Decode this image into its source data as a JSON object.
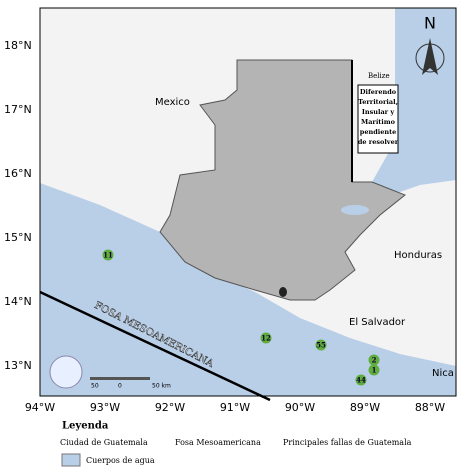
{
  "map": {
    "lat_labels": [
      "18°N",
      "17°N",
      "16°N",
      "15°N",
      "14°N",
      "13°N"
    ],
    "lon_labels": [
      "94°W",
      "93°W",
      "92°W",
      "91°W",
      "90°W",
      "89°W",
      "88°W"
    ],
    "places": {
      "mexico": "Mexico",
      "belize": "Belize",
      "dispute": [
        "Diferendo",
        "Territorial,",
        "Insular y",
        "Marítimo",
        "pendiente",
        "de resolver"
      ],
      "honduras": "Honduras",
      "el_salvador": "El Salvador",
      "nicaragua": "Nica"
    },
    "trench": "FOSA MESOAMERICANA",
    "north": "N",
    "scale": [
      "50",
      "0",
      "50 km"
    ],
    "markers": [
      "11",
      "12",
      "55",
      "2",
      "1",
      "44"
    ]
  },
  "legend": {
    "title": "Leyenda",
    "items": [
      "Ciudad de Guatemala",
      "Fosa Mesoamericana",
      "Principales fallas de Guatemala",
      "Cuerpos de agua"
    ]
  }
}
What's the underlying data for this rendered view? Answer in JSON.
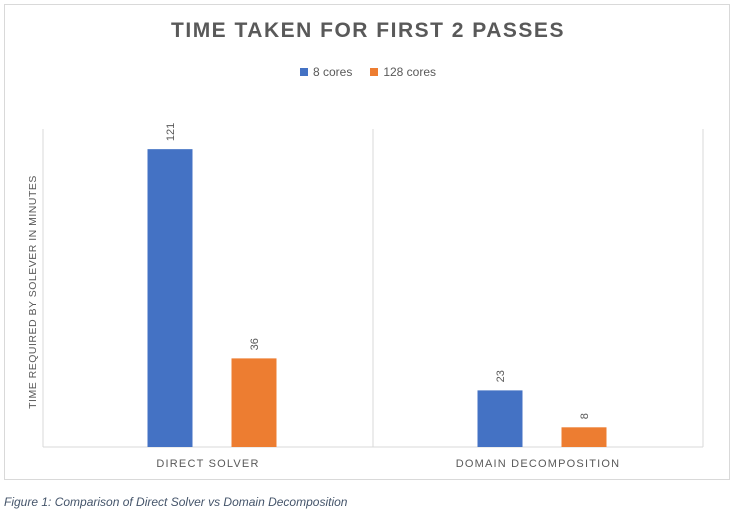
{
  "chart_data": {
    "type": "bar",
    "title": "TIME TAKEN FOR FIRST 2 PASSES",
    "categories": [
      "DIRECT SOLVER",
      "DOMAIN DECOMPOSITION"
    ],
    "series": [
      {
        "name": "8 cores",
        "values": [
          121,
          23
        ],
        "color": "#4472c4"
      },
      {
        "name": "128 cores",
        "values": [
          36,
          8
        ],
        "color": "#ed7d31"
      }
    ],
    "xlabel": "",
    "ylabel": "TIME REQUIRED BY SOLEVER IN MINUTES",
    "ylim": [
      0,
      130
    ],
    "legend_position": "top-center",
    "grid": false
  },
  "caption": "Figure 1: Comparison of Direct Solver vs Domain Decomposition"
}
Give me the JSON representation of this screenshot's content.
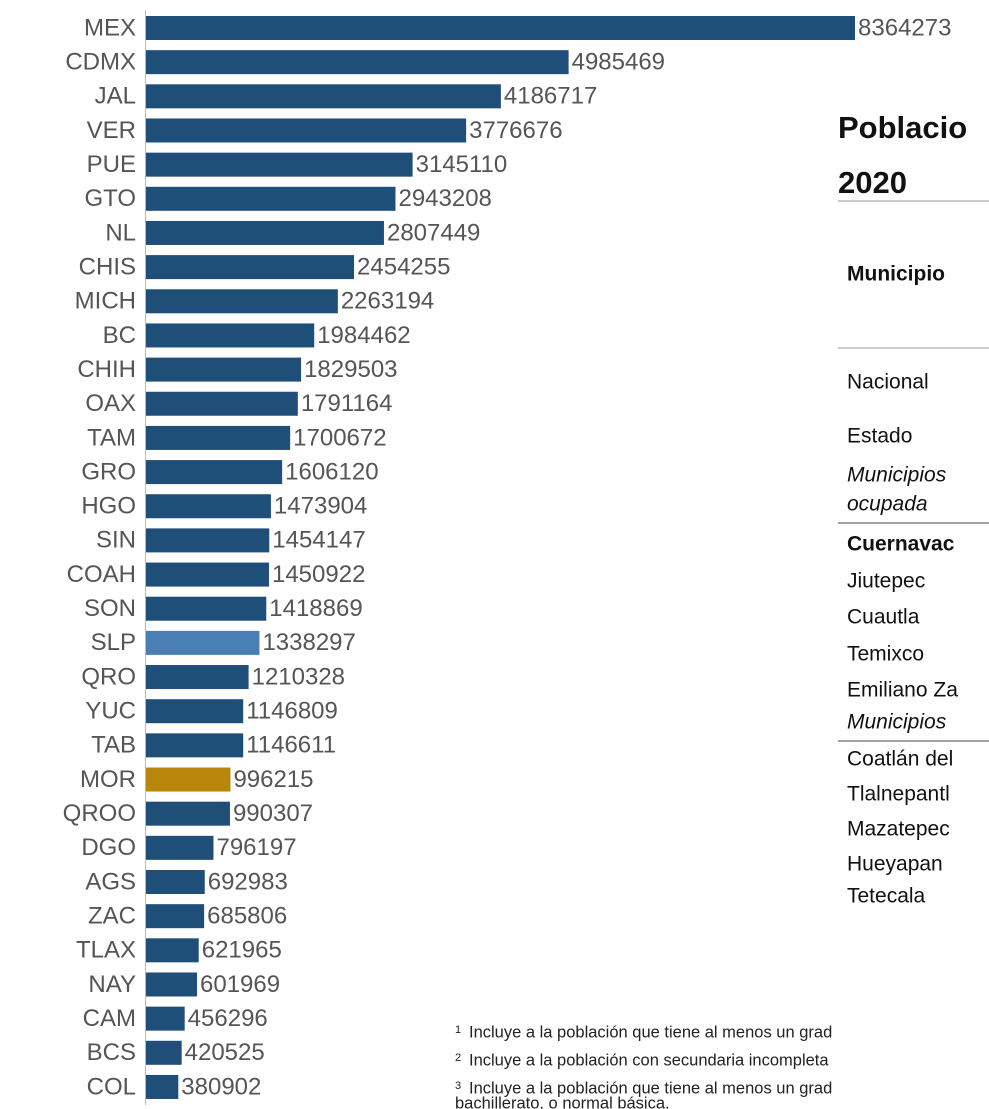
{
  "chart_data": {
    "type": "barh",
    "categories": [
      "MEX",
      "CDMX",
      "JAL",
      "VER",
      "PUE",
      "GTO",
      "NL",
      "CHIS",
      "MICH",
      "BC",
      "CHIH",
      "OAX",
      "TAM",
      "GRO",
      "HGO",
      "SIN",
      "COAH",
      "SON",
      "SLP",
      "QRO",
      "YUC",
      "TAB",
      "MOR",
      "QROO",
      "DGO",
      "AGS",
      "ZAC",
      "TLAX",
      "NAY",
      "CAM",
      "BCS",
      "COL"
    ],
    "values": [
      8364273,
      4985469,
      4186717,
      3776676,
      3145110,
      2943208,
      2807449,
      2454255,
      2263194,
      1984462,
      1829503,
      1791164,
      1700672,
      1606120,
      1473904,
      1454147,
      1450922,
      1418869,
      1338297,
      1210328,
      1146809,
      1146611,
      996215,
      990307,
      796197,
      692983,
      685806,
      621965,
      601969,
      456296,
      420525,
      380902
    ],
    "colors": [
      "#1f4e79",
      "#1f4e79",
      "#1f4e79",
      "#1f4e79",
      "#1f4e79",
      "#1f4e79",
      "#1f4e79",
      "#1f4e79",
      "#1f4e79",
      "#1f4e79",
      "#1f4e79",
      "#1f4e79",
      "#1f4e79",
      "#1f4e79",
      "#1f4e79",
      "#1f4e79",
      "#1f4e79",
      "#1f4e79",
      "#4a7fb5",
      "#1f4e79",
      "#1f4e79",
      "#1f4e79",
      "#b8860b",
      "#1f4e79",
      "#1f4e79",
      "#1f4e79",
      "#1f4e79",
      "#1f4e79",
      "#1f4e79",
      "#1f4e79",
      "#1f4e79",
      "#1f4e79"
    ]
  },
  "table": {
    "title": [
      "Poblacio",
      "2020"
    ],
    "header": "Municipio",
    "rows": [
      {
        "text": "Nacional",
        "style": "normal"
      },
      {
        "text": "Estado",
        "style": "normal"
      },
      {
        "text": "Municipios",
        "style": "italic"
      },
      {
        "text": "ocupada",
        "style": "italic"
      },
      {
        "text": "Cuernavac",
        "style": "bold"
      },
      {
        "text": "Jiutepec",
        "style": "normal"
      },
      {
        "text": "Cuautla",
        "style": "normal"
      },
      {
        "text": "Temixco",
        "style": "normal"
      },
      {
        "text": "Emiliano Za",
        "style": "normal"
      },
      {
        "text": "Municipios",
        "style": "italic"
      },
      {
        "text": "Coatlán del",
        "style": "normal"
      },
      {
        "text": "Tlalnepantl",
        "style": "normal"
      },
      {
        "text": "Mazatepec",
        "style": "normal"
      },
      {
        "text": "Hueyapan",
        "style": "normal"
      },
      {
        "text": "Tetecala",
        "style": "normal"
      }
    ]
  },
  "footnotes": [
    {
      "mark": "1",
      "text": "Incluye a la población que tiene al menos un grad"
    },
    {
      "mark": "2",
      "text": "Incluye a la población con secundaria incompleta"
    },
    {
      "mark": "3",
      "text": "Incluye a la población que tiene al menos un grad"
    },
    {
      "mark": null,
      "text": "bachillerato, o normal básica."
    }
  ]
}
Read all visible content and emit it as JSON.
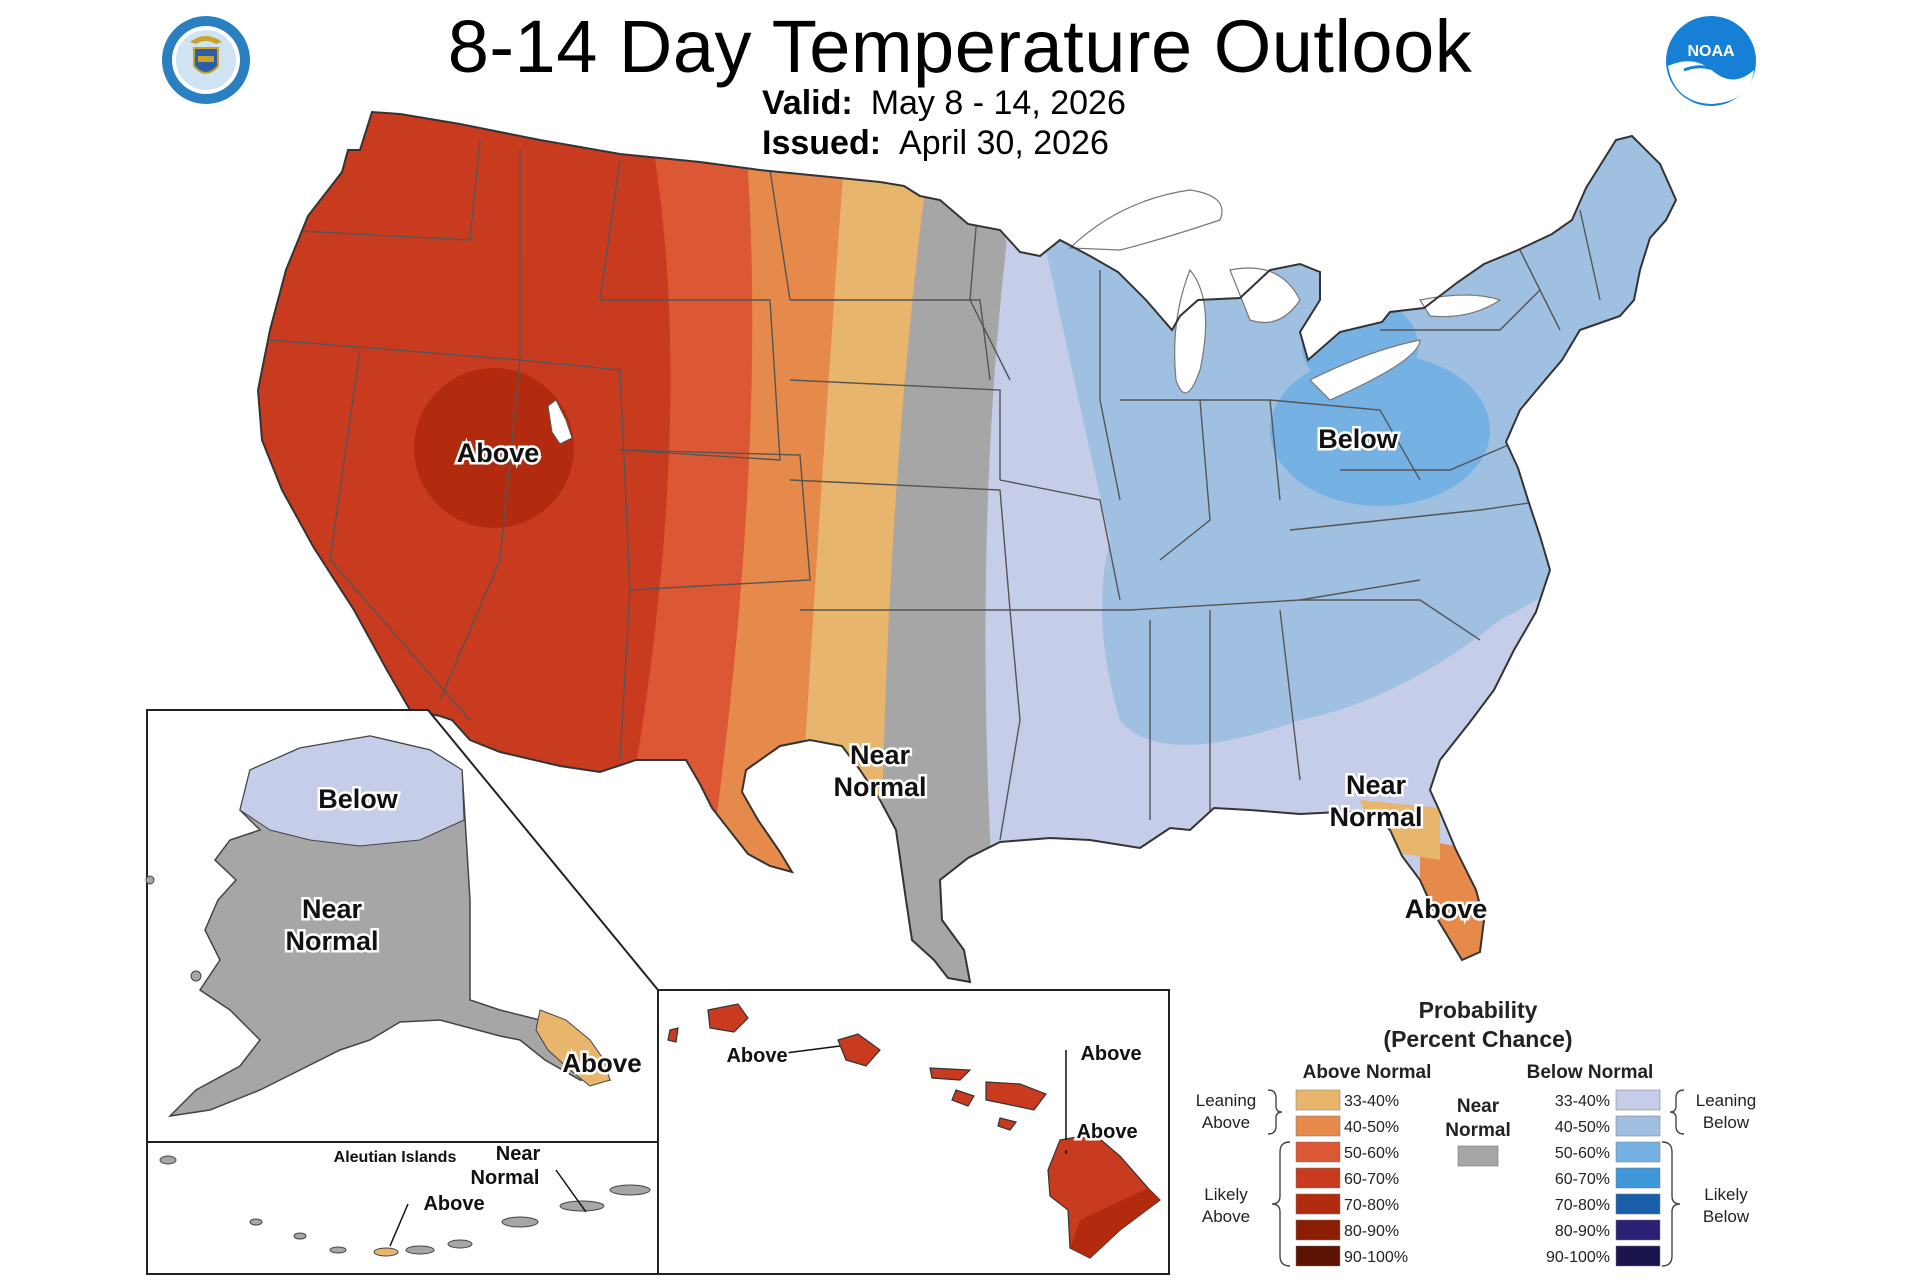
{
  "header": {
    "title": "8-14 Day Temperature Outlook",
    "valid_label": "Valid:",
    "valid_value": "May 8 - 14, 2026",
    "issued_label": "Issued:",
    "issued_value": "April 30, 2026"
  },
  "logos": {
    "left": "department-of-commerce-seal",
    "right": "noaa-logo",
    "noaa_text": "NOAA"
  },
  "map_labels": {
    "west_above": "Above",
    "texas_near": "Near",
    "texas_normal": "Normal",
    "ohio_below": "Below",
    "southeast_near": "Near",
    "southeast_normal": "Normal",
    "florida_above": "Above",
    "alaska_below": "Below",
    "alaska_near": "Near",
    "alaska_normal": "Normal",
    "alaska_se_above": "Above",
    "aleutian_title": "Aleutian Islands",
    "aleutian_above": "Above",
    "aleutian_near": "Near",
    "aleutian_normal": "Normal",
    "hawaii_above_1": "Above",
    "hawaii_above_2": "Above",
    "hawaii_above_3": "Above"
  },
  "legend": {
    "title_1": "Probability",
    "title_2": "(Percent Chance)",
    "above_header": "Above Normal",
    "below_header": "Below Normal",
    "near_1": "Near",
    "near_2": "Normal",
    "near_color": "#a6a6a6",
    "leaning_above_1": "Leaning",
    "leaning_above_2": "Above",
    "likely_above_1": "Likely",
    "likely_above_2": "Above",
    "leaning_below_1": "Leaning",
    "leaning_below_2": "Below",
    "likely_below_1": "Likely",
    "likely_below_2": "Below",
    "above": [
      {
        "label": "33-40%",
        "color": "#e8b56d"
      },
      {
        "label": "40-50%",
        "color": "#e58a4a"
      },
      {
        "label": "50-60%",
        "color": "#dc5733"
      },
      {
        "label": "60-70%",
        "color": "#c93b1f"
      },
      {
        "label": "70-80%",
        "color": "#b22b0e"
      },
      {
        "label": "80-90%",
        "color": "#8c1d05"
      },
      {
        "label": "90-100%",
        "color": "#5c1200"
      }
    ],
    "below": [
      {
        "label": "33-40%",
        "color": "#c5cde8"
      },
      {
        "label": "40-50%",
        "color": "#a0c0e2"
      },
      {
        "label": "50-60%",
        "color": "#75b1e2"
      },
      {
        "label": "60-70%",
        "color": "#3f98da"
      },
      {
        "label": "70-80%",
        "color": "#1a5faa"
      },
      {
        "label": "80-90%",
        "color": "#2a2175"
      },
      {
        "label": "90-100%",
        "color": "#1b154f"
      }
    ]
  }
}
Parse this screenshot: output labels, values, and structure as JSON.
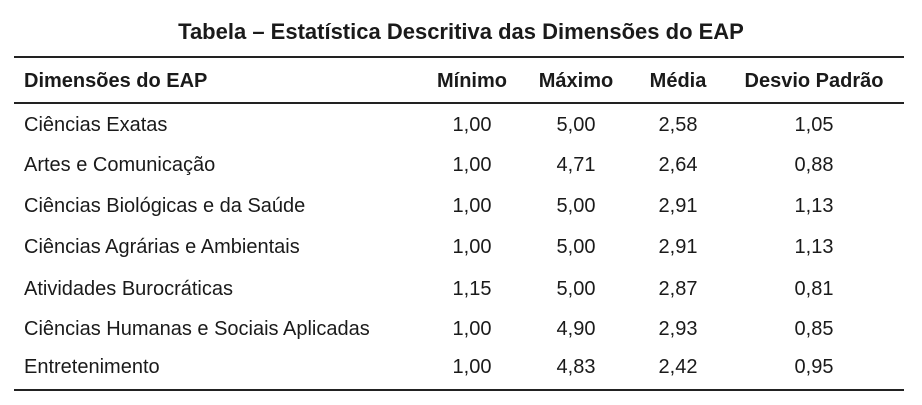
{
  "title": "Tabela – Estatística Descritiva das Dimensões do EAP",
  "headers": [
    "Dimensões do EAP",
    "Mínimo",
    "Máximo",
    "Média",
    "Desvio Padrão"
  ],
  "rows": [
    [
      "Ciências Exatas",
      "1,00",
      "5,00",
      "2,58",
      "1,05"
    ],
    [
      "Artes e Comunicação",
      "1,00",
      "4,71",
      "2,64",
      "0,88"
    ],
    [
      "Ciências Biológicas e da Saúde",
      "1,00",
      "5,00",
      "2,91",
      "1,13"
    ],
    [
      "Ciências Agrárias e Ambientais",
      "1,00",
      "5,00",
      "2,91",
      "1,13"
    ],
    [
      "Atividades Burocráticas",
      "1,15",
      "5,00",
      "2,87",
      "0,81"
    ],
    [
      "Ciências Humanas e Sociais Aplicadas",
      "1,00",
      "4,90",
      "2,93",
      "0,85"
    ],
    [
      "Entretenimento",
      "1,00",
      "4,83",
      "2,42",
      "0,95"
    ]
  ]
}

-- INSTRUCTIONS TO FOLLOW --
Can you quote exactly, and only, the lines from the one containing "Parse this screenshot: output" through the last line of the records above, keeping both ends and leaving out any pictures?

-- RESPONSE TO THE TASK --
Parse this screenshot: output labels, values, and structure as JSON.
{
  "title": "Tabela – Estatística Descritiva das Dimensões do EAP",
  "headers": [
    "Dimensões do EAP",
    "Mínimo",
    "Máximo",
    "Média",
    "Desvio Padrão"
  ],
  "rows": [
    [
      "Ciências Exatas",
      "1,00",
      "5,00",
      "2,58",
      "1,05"
    ],
    [
      "Artes e Comunicação",
      "1,00",
      "4,71",
      "2,64",
      "0,88"
    ],
    [
      "Ciências Biológicas e da Saúde",
      "1,00",
      "5,00",
      "2,91",
      "1,13"
    ],
    [
      "Ciências Agrárias e Ambientais",
      "1,00",
      "5,00",
      "2,91",
      "1,13"
    ],
    [
      "Atividades Burocráticas",
      "1,15",
      "5,00",
      "2,87",
      "0,81"
    ],
    [
      "Ciências Humanas e Sociais Aplicadas",
      "1,00",
      "4,90",
      "2,93",
      "0,85"
    ],
    [
      "Entretenimento",
      "1,00",
      "4,83",
      "2,42",
      "0,95"
    ]
  ]
}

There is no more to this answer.